■ Work to complete:
Look over the lines below. Report each one that includes the string "Appointments".

■ Record list:

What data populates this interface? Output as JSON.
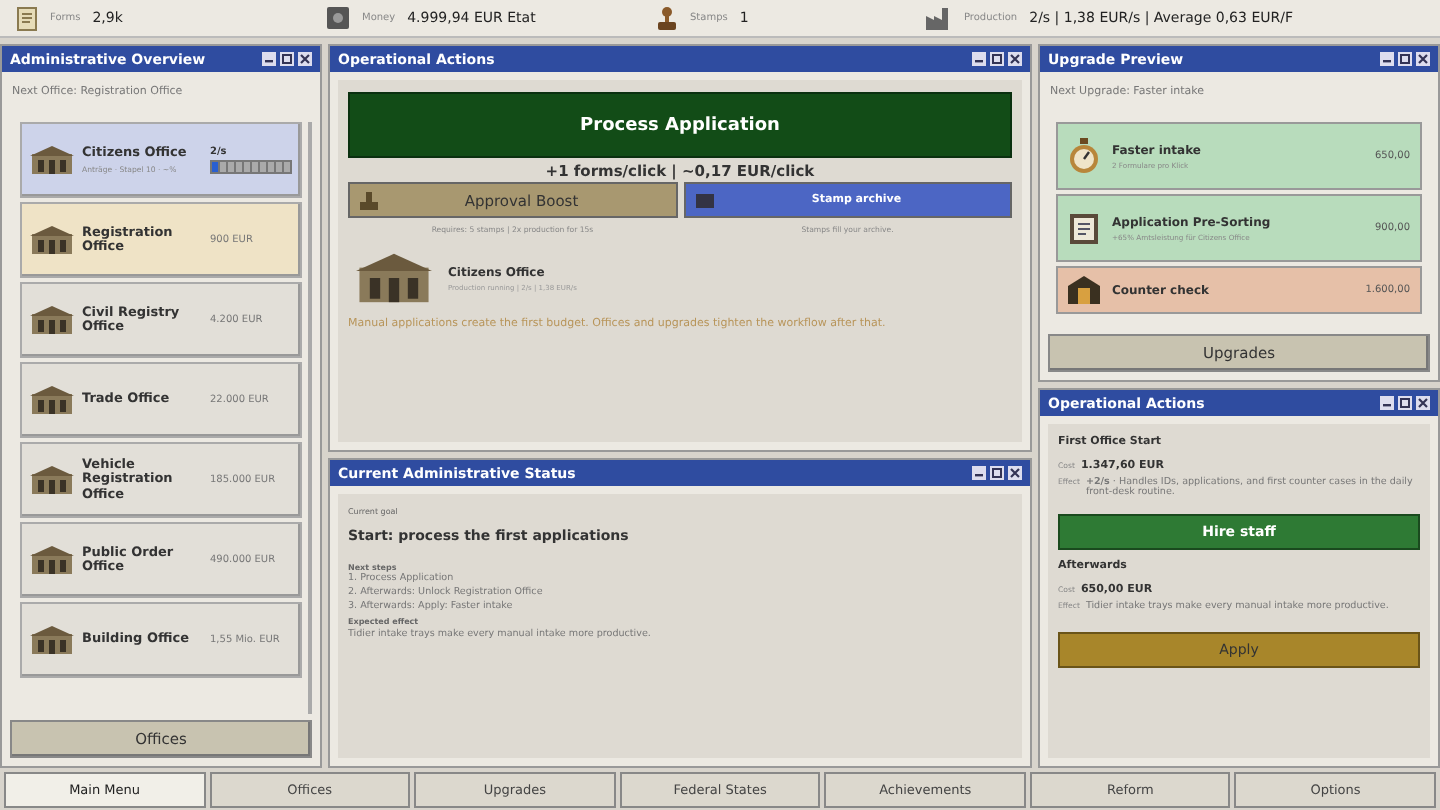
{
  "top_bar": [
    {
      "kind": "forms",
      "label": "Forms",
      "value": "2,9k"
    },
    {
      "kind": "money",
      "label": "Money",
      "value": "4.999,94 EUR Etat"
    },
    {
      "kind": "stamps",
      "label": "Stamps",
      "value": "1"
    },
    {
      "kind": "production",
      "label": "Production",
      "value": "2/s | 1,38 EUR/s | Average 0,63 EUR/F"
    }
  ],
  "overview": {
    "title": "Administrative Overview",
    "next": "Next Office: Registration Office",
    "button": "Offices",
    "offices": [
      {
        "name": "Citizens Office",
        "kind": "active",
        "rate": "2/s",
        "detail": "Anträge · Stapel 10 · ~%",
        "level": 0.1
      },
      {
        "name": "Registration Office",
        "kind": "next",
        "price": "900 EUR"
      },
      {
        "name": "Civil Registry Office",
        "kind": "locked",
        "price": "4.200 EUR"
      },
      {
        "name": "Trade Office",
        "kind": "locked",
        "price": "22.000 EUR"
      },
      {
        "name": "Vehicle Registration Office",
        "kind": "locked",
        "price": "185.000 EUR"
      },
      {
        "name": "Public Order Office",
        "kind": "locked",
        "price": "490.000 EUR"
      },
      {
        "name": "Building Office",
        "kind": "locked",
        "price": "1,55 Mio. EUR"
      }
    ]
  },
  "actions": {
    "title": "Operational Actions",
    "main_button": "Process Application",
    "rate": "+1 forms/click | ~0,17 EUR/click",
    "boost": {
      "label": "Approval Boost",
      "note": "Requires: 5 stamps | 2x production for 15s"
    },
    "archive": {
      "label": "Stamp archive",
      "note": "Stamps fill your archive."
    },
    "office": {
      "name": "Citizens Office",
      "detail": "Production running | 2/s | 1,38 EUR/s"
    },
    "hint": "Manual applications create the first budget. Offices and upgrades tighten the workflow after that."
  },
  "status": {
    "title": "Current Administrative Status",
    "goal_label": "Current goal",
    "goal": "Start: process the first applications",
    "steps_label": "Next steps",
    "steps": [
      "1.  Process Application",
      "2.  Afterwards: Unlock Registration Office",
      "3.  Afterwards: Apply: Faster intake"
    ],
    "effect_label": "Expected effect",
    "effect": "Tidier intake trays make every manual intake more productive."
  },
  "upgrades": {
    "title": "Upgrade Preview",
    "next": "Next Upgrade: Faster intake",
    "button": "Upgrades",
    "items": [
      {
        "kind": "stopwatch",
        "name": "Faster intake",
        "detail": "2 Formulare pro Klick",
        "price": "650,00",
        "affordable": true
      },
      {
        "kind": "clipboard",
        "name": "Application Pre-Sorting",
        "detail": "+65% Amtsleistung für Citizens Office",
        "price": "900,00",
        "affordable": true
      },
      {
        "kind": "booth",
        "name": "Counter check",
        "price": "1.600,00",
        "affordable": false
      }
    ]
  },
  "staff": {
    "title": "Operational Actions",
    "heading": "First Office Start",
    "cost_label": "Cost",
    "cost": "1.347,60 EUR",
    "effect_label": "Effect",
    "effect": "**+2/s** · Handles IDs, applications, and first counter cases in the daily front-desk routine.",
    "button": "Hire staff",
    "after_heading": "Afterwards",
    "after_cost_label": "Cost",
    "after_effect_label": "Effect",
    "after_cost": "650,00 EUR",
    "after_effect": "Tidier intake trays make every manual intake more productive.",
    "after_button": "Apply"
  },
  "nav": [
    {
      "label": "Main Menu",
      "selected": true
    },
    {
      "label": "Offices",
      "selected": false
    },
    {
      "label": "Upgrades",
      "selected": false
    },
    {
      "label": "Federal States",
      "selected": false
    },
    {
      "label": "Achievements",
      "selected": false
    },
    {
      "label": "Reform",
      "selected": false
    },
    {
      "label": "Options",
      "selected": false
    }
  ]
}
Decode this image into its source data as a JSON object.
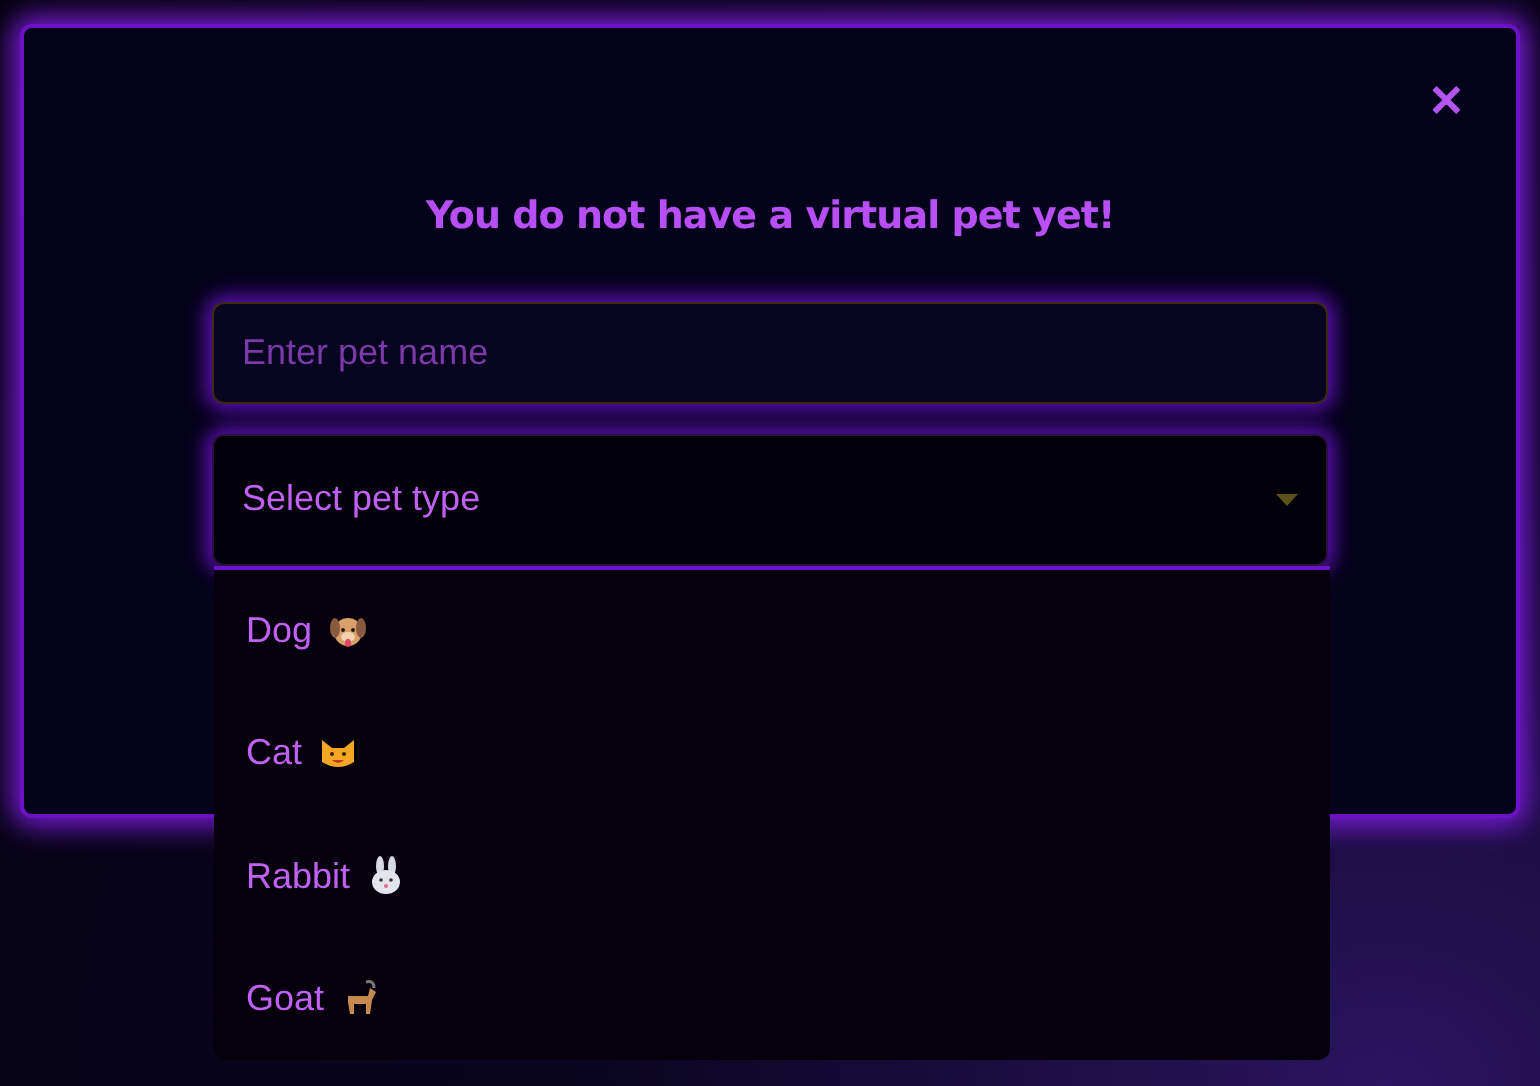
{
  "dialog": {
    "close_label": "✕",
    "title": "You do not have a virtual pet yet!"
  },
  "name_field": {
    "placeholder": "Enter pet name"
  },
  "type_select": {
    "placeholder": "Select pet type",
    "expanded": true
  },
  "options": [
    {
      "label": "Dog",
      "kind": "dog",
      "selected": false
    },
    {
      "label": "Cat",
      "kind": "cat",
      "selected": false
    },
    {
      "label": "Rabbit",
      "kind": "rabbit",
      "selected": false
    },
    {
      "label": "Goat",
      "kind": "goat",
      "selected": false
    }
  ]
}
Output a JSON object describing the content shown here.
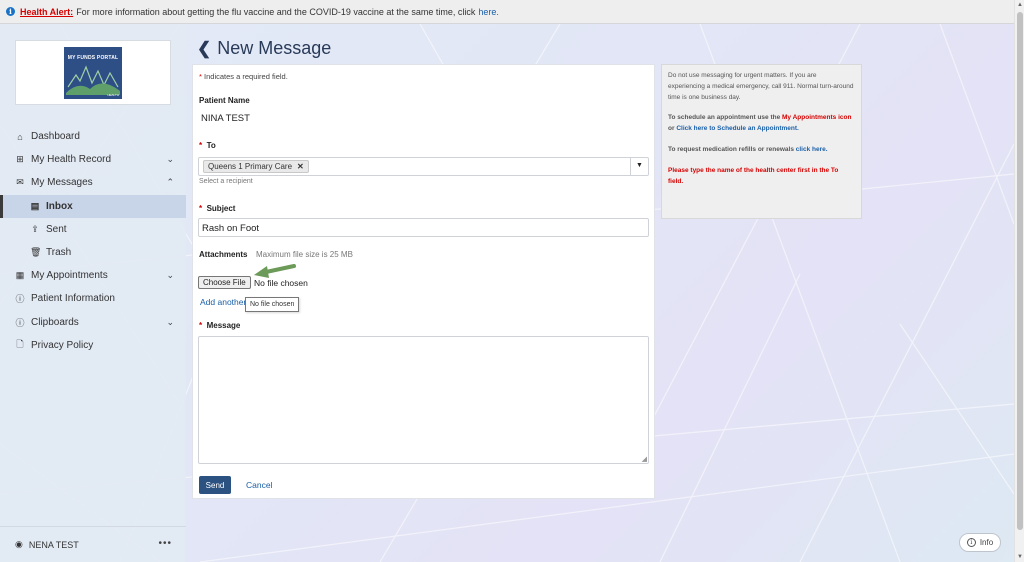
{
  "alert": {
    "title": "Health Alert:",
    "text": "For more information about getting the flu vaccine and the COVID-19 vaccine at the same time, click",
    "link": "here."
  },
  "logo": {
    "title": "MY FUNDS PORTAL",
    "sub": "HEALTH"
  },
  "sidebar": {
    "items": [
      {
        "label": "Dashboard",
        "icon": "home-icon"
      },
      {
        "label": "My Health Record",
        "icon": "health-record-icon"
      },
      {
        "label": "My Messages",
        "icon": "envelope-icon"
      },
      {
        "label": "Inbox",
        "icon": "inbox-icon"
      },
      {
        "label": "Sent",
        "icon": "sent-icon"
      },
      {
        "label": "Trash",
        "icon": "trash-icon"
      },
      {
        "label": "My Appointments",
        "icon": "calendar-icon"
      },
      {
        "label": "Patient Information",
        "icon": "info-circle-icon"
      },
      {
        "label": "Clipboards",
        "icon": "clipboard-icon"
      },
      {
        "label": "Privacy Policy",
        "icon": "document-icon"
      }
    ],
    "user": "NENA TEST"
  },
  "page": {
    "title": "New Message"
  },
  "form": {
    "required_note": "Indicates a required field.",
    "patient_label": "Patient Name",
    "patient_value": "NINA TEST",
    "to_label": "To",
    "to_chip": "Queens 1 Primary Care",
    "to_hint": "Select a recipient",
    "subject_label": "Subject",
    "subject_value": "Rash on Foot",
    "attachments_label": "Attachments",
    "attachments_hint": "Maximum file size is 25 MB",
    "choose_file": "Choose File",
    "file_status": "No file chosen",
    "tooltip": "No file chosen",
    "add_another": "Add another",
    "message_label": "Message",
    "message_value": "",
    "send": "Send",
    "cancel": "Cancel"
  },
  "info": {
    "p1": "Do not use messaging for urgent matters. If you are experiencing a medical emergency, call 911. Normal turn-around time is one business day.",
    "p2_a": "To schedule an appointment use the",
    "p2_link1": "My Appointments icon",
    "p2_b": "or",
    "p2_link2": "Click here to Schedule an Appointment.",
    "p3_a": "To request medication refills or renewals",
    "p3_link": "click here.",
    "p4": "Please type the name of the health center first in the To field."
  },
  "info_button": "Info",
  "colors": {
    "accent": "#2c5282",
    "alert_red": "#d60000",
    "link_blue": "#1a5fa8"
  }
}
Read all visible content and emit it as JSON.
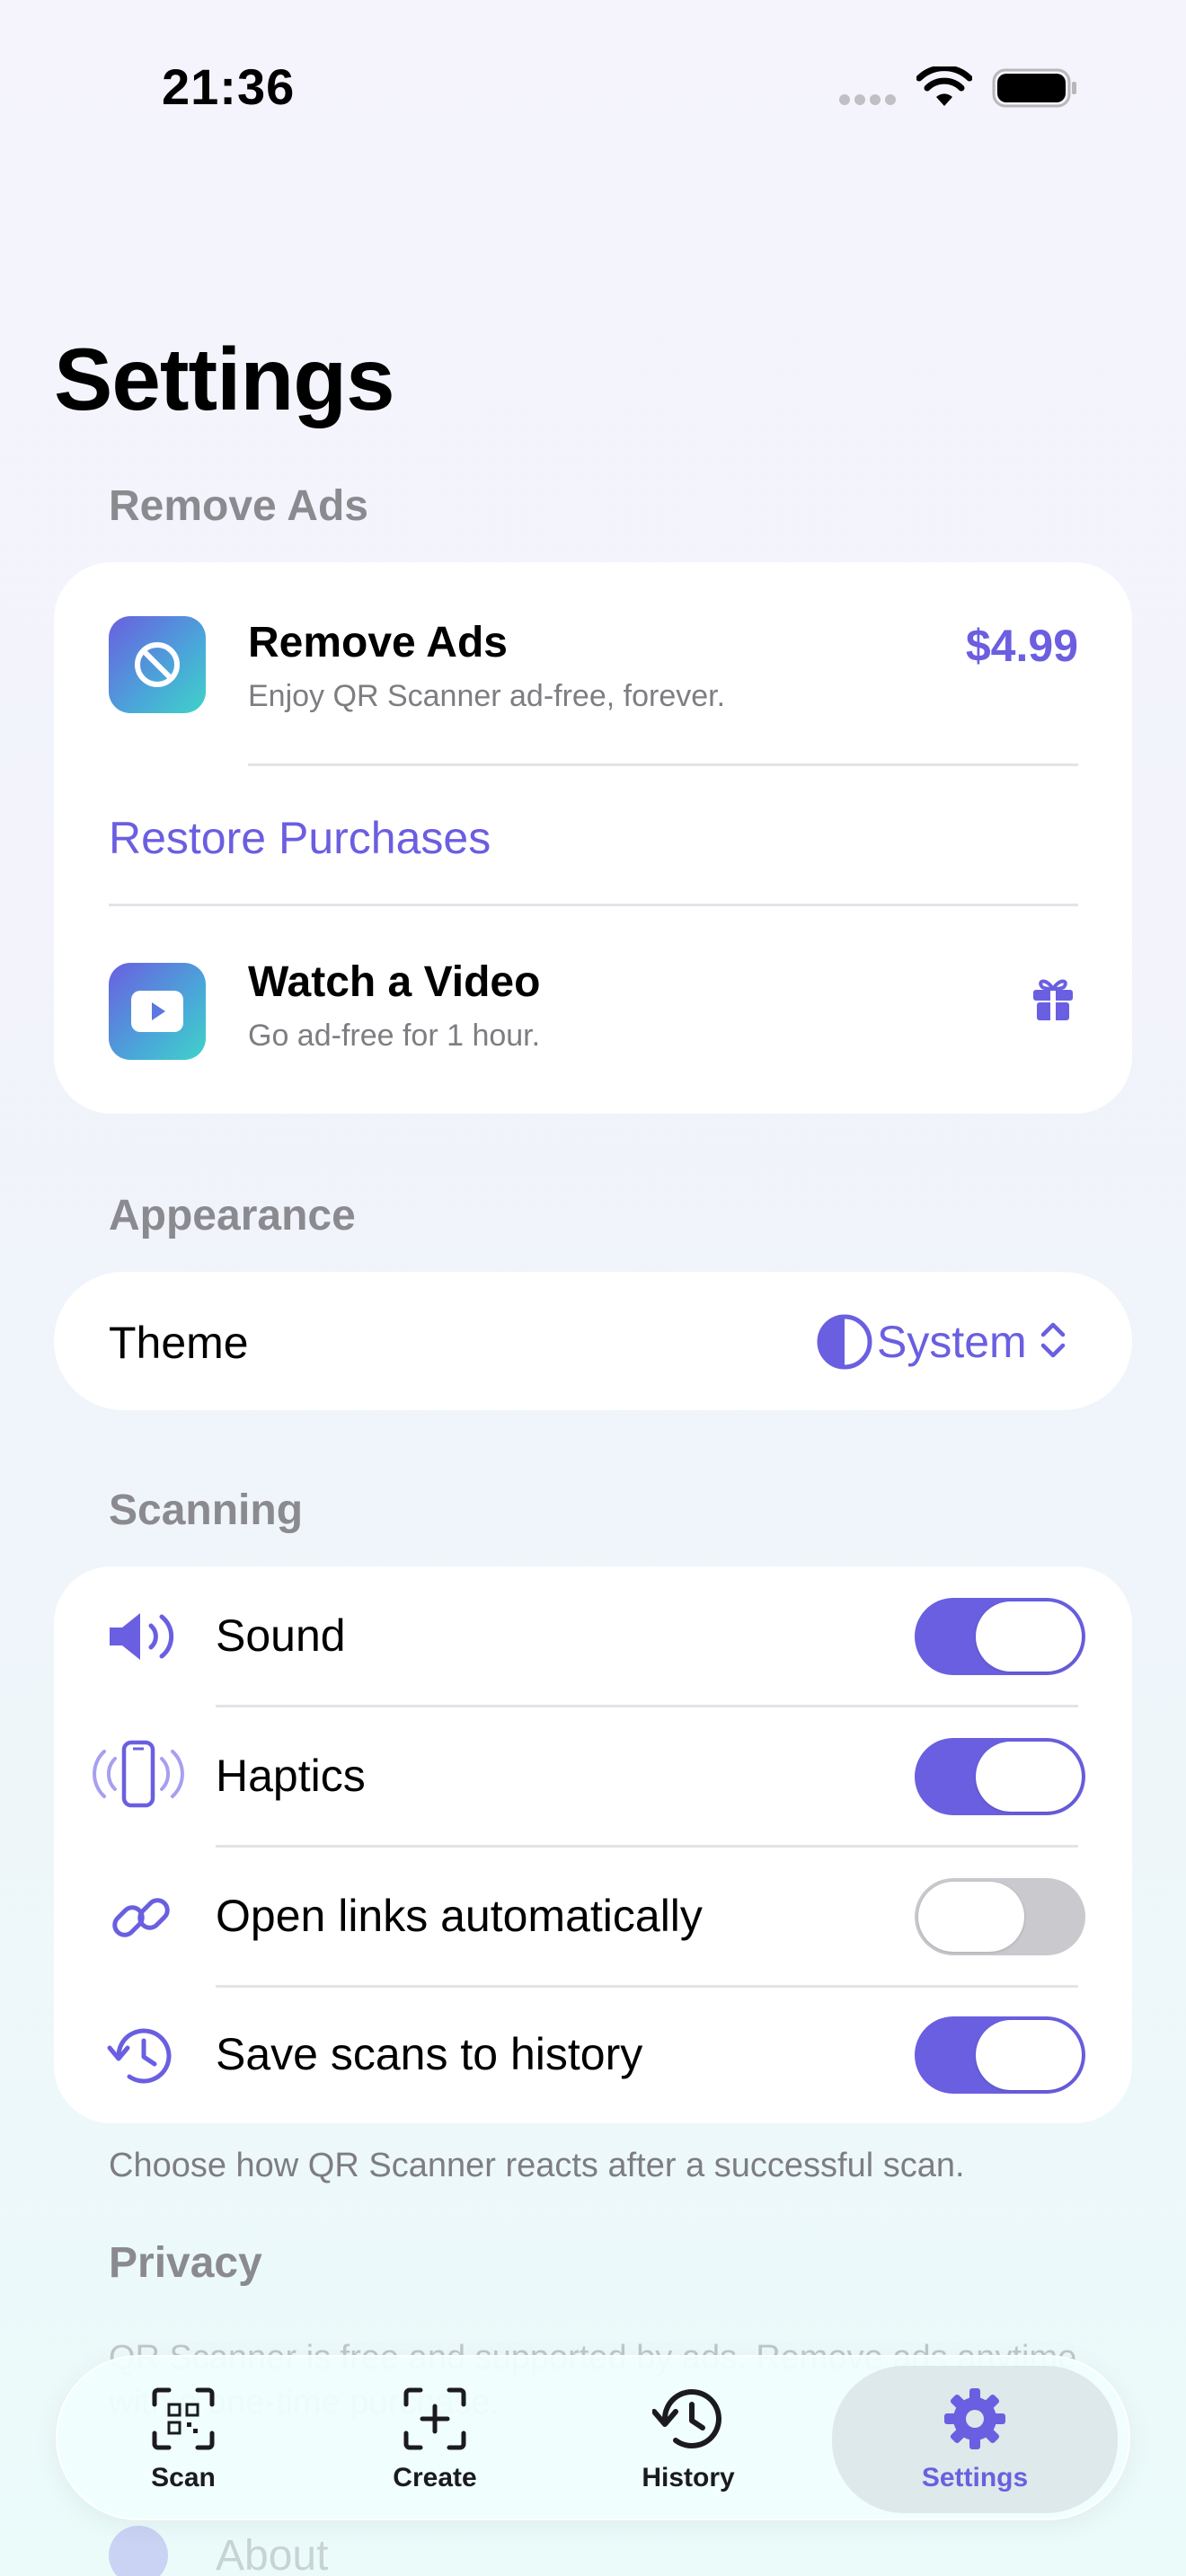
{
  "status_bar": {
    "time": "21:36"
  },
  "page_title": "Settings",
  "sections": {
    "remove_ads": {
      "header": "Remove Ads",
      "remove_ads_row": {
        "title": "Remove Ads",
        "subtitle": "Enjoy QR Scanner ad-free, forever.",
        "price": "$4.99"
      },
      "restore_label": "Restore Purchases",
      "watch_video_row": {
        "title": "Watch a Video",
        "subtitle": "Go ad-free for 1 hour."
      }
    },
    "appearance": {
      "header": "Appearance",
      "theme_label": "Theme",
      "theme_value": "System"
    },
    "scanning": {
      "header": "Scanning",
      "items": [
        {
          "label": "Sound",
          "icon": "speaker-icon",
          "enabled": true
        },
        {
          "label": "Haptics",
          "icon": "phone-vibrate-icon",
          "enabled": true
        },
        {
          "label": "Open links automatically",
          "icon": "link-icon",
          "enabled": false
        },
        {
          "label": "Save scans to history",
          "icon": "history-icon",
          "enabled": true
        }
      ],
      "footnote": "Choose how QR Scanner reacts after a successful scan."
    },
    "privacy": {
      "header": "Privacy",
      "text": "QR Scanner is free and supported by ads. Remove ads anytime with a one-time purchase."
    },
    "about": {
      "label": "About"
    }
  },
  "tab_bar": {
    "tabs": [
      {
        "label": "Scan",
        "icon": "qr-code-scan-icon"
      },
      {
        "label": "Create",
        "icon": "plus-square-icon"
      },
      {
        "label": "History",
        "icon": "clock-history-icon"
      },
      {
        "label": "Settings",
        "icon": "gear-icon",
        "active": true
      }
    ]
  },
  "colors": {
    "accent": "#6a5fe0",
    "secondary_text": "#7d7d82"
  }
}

■ Exercise output:
        "label": "My Appointments",
    "p2_link1": "My Appointments icon",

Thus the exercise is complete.